Records
* * *
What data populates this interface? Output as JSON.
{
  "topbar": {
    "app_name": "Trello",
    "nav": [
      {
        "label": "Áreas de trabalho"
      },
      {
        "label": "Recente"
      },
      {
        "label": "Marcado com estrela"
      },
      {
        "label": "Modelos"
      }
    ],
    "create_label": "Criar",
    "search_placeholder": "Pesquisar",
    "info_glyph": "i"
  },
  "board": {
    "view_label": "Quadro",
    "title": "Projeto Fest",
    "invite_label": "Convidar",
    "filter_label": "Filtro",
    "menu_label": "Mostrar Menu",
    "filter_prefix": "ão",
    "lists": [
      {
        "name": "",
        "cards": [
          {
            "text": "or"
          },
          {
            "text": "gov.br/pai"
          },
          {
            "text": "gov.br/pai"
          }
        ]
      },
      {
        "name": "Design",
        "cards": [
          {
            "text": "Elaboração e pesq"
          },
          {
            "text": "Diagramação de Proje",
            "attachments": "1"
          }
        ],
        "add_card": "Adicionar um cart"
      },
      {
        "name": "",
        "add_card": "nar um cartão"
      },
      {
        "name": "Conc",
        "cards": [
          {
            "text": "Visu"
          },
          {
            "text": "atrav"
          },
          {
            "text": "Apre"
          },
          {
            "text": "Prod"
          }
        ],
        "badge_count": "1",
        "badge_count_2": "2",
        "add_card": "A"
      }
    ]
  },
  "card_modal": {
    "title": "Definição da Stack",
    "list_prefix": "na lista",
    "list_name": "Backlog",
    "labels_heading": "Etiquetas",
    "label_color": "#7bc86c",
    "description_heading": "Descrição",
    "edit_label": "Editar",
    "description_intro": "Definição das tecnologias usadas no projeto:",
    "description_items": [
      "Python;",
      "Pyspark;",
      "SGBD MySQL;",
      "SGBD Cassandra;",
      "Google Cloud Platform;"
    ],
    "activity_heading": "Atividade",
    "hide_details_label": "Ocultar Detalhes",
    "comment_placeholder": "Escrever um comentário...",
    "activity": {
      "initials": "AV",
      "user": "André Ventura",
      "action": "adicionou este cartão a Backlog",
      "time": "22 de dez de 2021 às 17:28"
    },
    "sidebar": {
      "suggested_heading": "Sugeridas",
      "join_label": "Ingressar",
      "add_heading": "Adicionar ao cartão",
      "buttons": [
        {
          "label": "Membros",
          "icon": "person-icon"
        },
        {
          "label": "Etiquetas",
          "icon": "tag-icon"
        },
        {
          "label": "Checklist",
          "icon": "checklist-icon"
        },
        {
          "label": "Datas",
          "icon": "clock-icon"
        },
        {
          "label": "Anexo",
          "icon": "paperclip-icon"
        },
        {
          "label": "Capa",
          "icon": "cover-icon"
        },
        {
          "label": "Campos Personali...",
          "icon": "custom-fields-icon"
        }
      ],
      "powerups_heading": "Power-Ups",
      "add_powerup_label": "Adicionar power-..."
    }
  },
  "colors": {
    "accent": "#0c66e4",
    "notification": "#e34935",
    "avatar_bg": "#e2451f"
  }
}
* * *
▸ **Request**:
Copy out each line that contains the word "icon".

▸ **Answer to the exercise**:
          "icon": "person-icon"
          "icon": "tag-icon"
          "icon": "checklist-icon"
          "icon": "clock-icon"
          "icon": "paperclip-icon"
          "icon": "cover-icon"
          "icon": "custom-fields-icon"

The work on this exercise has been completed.